**Task statement**. Output all entries verbatim. Skip pictures.
* START Data for this exercise *
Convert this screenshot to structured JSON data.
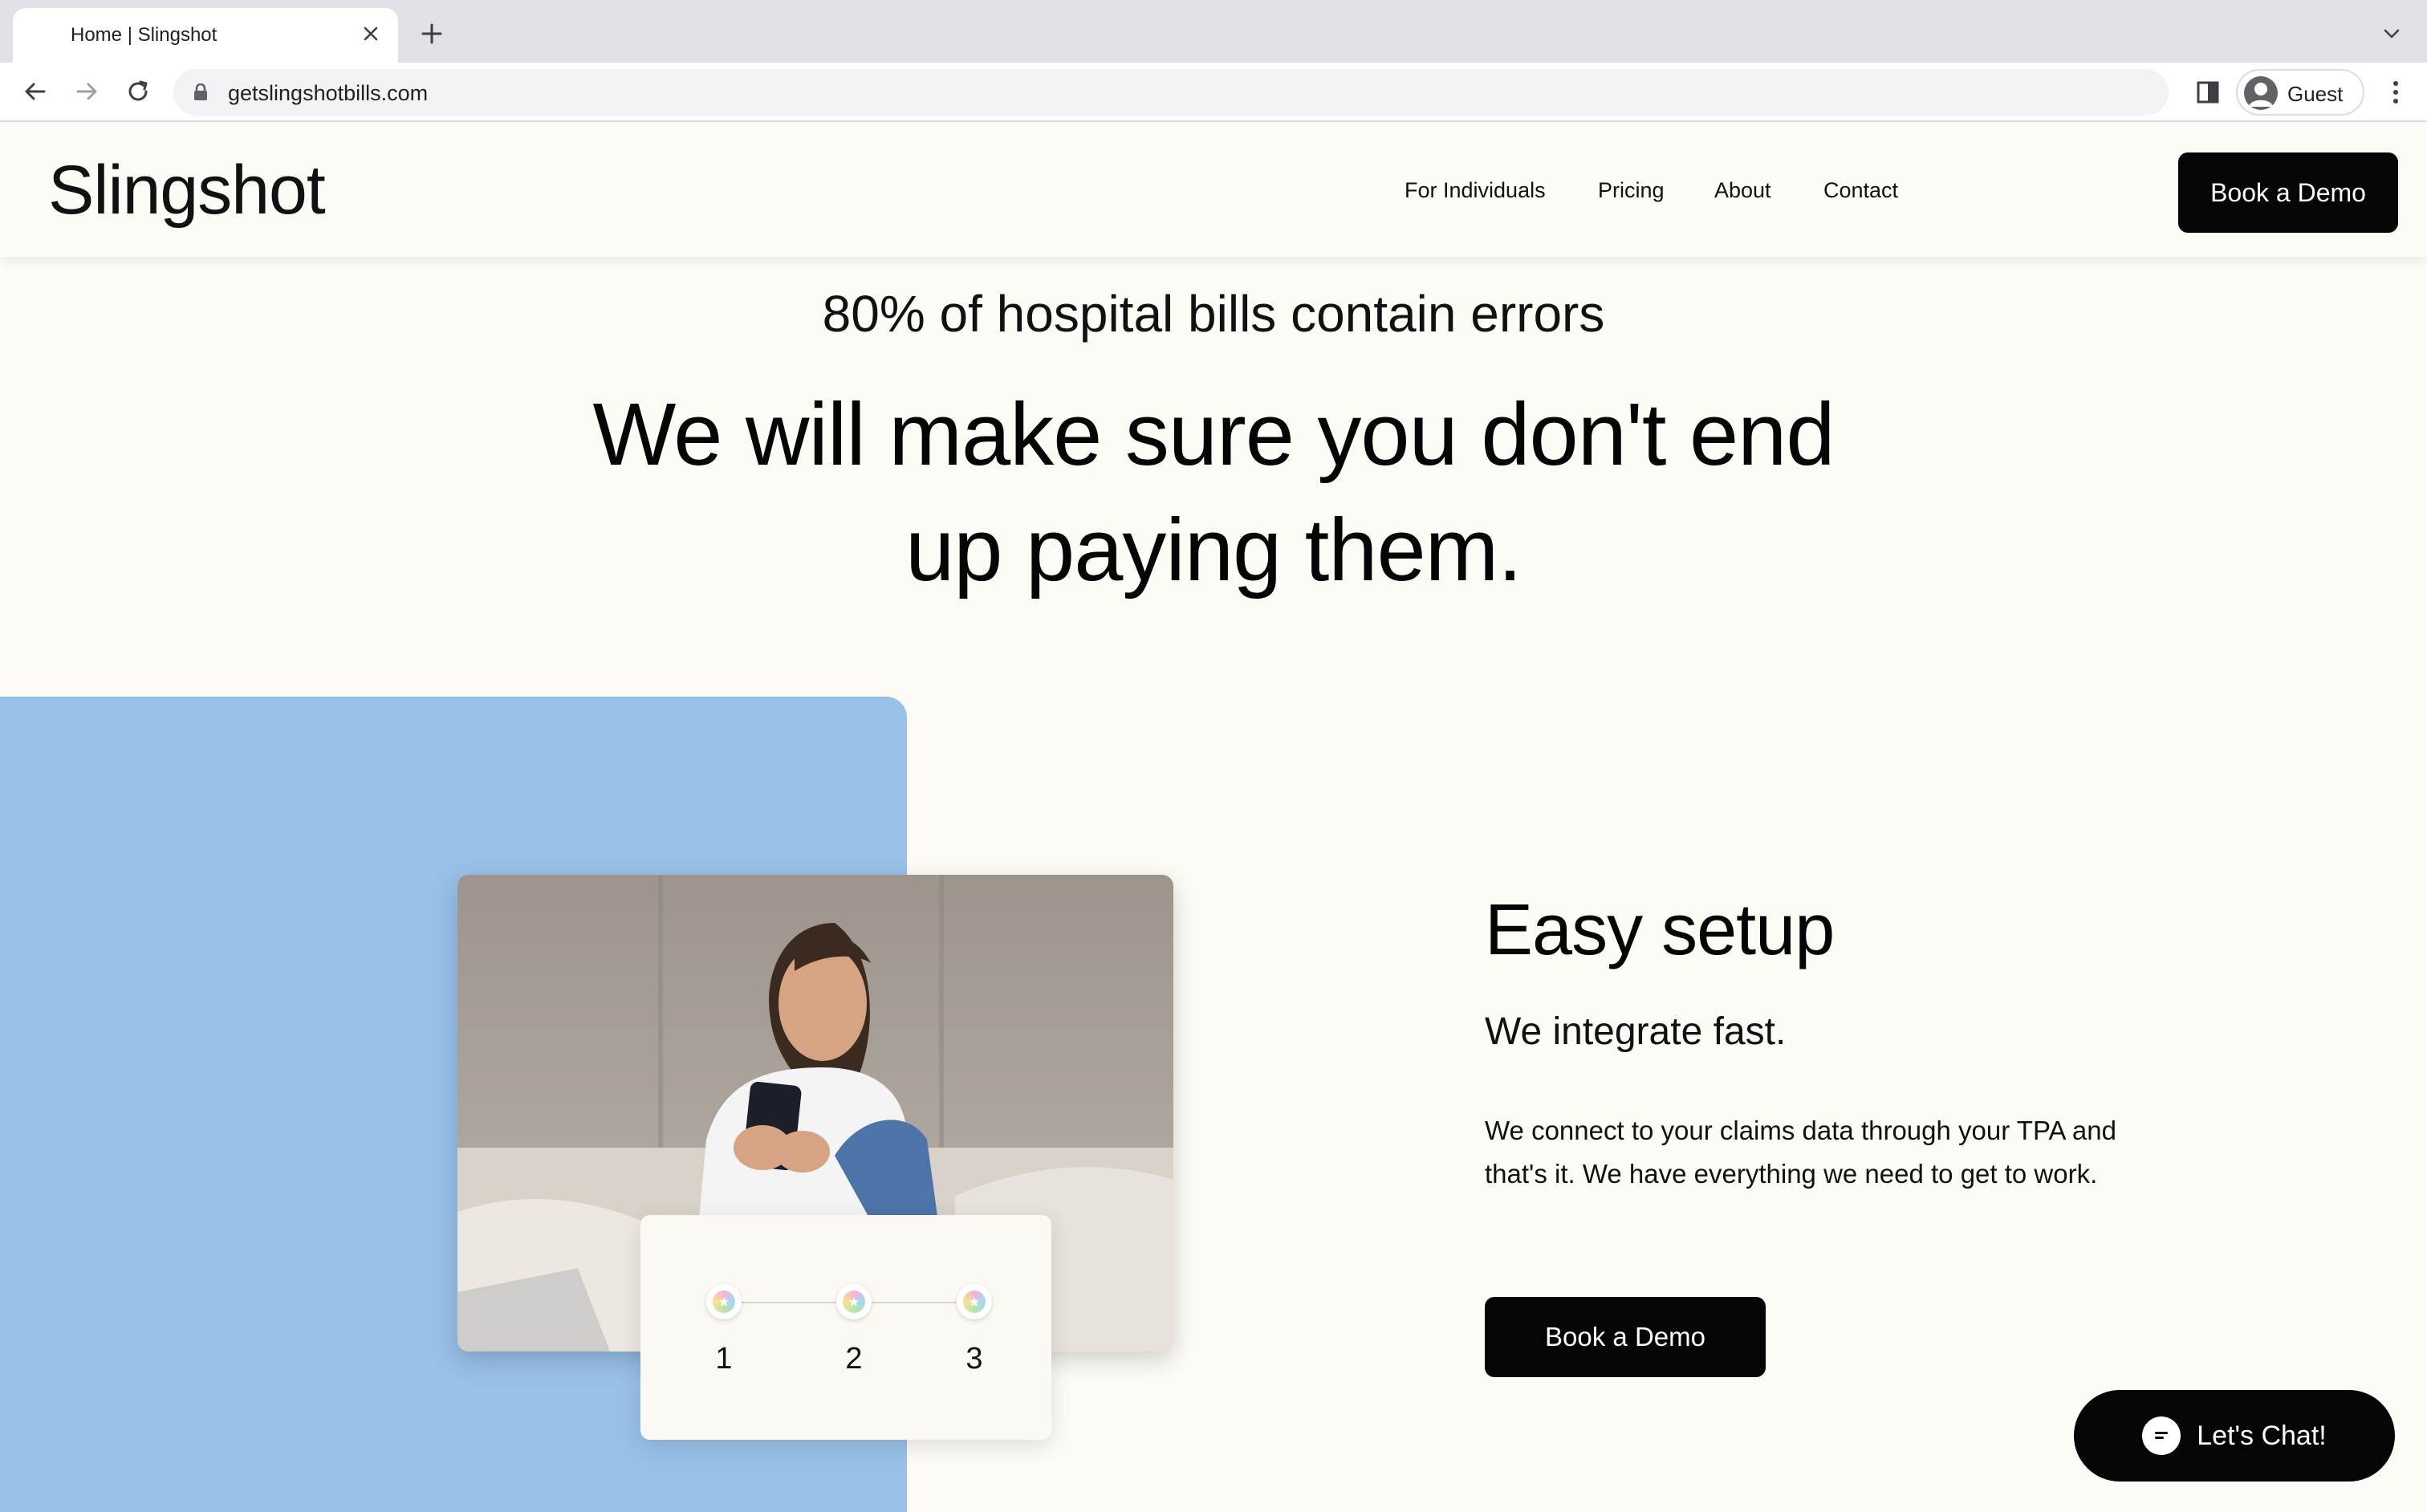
{
  "browser": {
    "tab_title": "Home | Slingshot",
    "url": "getslingshotbills.com",
    "profile_label": "Guest",
    "icons": {
      "close": "close-icon",
      "new_tab": "plus-icon",
      "tab_list": "chevron-down-icon",
      "back": "back-arrow-icon",
      "forward": "forward-arrow-icon",
      "reload": "reload-icon",
      "lock": "lock-icon",
      "side_panel": "side-panel-icon",
      "menu": "kebab-menu-icon"
    }
  },
  "site": {
    "logo": "Slingshot",
    "nav": [
      "For Individuals",
      "Pricing",
      "About",
      "Contact"
    ],
    "header_cta": "Book a Demo"
  },
  "hero": {
    "eyebrow": "80% of hospital bills contain errors",
    "title": "We will make sure you don't end up paying them."
  },
  "feature": {
    "title": "Easy setup",
    "subtitle": "We integrate fast.",
    "body": "We connect to your claims data through your TPA and that's it. We have everything we need to get to work.",
    "cta": "Book a Demo",
    "steps": [
      "1",
      "2",
      "3"
    ]
  },
  "chat": {
    "label": "Let's Chat!"
  },
  "colors": {
    "page_bg": "#fdfbf6",
    "accent_blue": "#98c1e8",
    "button_black": "#050505"
  }
}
* END Data for this exercise *
**Response to the task**.
Convert this screenshot to structured JSON data.
{
  "browser": {
    "tab_title": "Home | Slingshot",
    "url": "getslingshotbills.com",
    "profile_label": "Guest",
    "icons": {
      "close": "close-icon",
      "new_tab": "plus-icon",
      "tab_list": "chevron-down-icon",
      "back": "back-arrow-icon",
      "forward": "forward-arrow-icon",
      "reload": "reload-icon",
      "lock": "lock-icon",
      "side_panel": "side-panel-icon",
      "menu": "kebab-menu-icon"
    }
  },
  "site": {
    "logo": "Slingshot",
    "nav": [
      "For Individuals",
      "Pricing",
      "About",
      "Contact"
    ],
    "header_cta": "Book a Demo"
  },
  "hero": {
    "eyebrow": "80% of hospital bills contain errors",
    "title": "We will make sure you don't end up paying them."
  },
  "feature": {
    "title": "Easy setup",
    "subtitle": "We integrate fast.",
    "body": "We connect to your claims data through your TPA and that's it. We have everything we need to get to work.",
    "cta": "Book a Demo",
    "steps": [
      "1",
      "2",
      "3"
    ]
  },
  "chat": {
    "label": "Let's Chat!"
  },
  "colors": {
    "page_bg": "#fdfbf6",
    "accent_blue": "#98c1e8",
    "button_black": "#050505"
  }
}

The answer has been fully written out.